→ PROBLEM TO SOLVE
The entries below are to be repeated exactly as they stand.

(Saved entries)

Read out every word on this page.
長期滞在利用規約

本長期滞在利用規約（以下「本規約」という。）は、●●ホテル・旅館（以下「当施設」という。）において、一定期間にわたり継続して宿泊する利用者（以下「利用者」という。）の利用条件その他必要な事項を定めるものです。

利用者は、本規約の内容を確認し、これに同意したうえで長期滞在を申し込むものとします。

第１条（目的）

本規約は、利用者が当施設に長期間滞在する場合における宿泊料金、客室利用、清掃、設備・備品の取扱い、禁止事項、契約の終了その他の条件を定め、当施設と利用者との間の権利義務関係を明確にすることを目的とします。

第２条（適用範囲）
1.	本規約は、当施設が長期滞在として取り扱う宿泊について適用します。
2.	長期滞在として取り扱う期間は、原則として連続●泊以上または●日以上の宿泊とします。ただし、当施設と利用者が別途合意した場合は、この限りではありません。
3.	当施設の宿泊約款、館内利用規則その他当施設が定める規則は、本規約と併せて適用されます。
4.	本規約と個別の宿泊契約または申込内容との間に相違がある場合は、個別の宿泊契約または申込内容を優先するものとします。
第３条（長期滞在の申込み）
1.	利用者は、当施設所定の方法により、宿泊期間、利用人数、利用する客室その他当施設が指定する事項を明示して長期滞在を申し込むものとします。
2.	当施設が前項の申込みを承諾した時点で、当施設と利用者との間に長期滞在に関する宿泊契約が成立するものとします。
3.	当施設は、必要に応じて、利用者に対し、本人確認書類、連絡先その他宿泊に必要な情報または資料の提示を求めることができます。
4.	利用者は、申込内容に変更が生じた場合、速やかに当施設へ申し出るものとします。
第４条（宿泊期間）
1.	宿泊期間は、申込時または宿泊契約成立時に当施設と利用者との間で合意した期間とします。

→ ANSWER TO THIS PROBLEM
Read out every word on this page.
長期滞在利用規約

本長期滞在利用規約（以下「本規約」という。）は、●●ホテル・旅館（以下「当施設」という。）において、一定期間にわたり継続して宿泊する利用者（以下「利用者」という。）の利用条件その他必要な事項を定めるものです。

利用者は、本規約の内容を確認し、これに同意したうえで長期滞在を申し込むものとします。

第１条（目的）

本規約は、利用者が当施設に長期間滞在する場合における宿泊料金、客室利用、清掃、設備・備品の取扱い、禁止事項、契約の終了その他の条件を定め、当施設と利用者との間の権利義務関係を明確にすることを目的とします。

第２条（適用範囲）
1.	本規約は、当施設が長期滞在として取り扱う宿泊について適用します。
2.	長期滞在として取り扱う期間は、原則として連続●泊以上または●日以上の宿泊とします。ただし、当施設と利用者が別途合意した場合は、この限りではありません。
3.	当施設の宿泊約款、館内利用規則その他当施設が定める規則は、本規約と併せて適用されます。
4.	本規約と個別の宿泊契約または申込内容との間に相違がある場合は、個別の宿泊契約または申込内容を優先するものとします。
第３条（長期滞在の申込み）
1.	利用者は、当施設所定の方法により、宿泊期間、利用人数、利用する客室その他当施設が指定する事項を明示して長期滞在を申し込むものとします。
2.	当施設が前項の申込みを承諾した時点で、当施設と利用者との間に長期滞在に関する宿泊契約が成立するものとします。
3.	当施設は、必要に応じて、利用者に対し、本人確認書類、連絡先その他宿泊に必要な情報または資料の提示を求めることができます。
4.	利用者は、申込内容に変更が生じた場合、速やかに当施設へ申し出るものとします。
第４条（宿泊期間）
1.	宿泊期間は、申込時または宿泊契約成立時に当施設と利用者との間で合意した期間とします。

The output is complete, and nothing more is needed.